**WHAT THE TASK REQUIRES:** Search the material below for the word "Hagie". Copy every line that has it.

**RECORD EXCERPTS:**
:::::
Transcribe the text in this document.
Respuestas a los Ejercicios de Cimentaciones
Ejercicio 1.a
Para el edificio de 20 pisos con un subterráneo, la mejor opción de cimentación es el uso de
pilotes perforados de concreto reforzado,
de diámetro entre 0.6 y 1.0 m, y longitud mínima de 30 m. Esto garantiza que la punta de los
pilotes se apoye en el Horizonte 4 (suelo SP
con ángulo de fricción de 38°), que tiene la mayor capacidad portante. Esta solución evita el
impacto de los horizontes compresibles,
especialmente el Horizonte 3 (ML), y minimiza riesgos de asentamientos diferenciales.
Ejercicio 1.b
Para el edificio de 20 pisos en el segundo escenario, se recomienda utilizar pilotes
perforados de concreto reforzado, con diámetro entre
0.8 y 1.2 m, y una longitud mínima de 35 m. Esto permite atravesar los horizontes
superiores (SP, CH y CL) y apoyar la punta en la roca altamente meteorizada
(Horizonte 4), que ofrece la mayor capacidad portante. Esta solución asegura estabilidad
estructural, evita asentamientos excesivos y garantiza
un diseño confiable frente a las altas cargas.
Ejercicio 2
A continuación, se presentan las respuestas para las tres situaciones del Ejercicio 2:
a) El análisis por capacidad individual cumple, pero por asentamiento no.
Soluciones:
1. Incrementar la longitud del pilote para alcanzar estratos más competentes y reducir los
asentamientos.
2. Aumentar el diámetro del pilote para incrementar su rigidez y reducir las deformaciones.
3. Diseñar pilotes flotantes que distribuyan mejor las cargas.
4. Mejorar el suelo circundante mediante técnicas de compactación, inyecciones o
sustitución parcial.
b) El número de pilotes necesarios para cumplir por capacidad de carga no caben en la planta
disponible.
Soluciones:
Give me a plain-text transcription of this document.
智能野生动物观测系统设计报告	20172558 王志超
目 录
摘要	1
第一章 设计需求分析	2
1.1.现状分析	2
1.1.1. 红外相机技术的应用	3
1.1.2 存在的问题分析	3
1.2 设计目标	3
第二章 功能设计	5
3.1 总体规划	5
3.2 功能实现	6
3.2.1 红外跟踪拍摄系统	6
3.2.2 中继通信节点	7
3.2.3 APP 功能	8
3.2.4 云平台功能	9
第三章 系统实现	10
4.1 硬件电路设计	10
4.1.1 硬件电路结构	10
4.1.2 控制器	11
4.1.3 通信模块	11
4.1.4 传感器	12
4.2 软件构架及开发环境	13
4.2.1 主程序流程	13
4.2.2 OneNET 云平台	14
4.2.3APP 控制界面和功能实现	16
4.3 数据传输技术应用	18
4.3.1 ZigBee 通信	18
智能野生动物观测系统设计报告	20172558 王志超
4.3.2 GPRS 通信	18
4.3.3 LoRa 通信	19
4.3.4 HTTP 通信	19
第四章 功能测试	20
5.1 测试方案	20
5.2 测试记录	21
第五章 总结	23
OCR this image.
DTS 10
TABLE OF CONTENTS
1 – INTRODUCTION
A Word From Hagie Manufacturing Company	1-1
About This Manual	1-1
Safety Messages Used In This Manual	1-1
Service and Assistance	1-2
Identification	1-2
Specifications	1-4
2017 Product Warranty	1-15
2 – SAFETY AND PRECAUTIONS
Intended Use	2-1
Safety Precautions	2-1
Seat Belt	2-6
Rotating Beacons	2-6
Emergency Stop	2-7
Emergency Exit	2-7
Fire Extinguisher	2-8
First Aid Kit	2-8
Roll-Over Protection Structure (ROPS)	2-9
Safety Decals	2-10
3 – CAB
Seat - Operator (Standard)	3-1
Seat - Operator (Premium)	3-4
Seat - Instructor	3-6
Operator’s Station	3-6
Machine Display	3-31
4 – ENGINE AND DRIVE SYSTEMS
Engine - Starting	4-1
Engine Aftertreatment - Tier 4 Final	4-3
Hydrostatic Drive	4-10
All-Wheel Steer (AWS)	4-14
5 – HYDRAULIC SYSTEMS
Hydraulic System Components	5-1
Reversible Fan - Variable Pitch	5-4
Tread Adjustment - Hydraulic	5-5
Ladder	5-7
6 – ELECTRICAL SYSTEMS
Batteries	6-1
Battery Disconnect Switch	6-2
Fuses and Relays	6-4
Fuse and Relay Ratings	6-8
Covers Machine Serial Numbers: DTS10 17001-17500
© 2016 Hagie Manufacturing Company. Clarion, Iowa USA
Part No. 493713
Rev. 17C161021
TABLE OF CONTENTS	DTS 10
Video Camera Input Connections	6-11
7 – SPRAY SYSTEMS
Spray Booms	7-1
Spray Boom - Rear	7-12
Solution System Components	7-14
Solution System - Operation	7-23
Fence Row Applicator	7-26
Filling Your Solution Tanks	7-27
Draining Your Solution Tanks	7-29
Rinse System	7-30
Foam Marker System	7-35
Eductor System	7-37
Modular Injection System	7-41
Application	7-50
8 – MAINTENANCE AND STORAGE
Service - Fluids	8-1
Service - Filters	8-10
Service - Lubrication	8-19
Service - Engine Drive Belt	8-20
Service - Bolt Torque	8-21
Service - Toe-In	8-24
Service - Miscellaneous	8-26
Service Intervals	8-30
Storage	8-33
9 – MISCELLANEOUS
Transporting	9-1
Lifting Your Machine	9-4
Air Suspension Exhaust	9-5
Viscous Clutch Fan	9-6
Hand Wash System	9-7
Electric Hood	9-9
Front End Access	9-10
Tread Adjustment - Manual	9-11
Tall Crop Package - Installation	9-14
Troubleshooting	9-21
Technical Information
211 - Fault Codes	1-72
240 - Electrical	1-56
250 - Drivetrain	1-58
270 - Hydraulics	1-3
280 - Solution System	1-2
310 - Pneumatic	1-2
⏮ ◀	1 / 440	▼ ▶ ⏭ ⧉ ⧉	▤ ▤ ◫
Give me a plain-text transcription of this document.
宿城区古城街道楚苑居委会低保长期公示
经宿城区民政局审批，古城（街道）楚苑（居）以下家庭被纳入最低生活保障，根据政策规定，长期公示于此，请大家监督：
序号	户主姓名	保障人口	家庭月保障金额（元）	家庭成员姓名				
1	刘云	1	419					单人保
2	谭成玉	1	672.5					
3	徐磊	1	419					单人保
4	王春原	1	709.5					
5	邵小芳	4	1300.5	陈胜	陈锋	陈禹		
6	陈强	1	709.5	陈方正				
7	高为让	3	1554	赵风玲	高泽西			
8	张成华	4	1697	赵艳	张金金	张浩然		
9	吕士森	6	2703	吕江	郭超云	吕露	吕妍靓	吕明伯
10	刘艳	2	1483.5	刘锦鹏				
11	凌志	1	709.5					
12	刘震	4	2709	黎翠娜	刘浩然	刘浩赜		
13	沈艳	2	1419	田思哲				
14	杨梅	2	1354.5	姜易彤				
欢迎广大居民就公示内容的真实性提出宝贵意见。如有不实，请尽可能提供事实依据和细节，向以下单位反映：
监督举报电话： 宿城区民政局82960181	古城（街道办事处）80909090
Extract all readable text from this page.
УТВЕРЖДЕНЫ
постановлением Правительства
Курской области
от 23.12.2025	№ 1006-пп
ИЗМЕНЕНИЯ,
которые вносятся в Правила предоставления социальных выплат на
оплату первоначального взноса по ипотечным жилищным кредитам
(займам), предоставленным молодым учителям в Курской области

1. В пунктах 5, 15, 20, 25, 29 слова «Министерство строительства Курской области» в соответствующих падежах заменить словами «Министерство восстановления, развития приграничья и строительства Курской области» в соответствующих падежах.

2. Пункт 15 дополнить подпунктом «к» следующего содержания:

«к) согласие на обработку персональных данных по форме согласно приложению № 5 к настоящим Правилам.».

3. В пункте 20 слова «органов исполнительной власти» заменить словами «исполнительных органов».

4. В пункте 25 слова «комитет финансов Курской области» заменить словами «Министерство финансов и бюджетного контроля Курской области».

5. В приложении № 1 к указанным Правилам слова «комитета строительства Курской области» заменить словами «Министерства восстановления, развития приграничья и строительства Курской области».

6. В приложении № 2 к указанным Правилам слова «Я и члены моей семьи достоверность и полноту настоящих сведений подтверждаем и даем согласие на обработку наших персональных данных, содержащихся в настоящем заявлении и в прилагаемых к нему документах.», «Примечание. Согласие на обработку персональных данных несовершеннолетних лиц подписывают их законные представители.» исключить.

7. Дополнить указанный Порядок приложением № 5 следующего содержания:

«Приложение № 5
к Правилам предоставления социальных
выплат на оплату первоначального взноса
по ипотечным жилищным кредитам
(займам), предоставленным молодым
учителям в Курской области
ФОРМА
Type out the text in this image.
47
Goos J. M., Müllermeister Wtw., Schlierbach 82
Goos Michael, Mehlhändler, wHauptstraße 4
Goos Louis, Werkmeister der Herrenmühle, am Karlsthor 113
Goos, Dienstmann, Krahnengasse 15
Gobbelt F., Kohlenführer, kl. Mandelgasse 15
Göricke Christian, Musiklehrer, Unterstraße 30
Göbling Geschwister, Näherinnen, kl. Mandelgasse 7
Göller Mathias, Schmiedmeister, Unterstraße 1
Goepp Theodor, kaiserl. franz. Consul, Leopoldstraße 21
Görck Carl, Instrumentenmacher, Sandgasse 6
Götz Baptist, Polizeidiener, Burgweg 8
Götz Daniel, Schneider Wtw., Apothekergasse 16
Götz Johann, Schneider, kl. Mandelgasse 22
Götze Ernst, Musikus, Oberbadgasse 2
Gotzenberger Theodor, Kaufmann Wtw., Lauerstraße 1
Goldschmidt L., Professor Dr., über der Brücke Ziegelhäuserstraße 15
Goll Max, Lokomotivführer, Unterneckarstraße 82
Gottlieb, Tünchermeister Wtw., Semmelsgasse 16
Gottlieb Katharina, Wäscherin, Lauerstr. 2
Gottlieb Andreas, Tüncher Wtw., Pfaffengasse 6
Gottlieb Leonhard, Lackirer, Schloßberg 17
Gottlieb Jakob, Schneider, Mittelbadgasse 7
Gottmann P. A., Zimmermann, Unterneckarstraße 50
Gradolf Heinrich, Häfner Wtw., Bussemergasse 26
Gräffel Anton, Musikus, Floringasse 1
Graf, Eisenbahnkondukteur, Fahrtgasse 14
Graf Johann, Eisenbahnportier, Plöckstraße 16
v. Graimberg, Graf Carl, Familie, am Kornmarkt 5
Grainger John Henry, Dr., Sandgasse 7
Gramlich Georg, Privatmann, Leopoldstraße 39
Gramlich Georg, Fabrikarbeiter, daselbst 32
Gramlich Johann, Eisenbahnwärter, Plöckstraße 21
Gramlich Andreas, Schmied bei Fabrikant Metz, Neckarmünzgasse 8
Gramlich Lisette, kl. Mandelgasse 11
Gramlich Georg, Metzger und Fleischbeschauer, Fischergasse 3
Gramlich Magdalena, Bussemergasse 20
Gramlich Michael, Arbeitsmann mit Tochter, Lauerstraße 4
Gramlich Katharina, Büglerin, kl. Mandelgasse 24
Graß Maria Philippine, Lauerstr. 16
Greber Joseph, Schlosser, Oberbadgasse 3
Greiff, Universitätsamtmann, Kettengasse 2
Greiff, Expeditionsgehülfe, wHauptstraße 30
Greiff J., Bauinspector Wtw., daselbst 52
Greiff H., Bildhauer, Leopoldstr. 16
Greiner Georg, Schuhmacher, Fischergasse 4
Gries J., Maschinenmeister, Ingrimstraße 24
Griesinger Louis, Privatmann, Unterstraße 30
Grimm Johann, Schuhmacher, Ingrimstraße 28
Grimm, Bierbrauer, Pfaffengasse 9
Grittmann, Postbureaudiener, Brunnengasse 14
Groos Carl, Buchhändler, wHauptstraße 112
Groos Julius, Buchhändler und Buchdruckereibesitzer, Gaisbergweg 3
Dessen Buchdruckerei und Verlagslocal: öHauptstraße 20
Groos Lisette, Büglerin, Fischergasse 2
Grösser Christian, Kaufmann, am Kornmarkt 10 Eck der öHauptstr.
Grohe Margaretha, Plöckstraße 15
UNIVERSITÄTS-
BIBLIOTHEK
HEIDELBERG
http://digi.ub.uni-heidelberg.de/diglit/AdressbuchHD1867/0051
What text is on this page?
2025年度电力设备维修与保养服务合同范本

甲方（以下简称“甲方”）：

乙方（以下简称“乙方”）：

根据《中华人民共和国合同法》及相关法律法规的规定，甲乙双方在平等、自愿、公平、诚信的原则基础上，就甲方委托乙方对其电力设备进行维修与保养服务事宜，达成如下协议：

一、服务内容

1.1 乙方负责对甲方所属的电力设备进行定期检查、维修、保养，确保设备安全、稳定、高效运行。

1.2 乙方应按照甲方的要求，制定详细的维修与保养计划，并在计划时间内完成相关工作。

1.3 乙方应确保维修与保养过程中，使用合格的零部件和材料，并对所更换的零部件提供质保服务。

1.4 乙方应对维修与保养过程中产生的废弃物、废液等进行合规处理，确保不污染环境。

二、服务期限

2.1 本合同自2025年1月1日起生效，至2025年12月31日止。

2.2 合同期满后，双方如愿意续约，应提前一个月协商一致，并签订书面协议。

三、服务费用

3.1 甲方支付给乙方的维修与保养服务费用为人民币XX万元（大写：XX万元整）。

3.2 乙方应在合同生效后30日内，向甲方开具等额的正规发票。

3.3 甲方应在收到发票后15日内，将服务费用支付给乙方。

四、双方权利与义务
:::::
**EXERCISE SOLUTION:**
A Word From Hagie Manufacturing Company	1-1
© 2016 Hagie Manufacturing Company. Clarion, Iowa USA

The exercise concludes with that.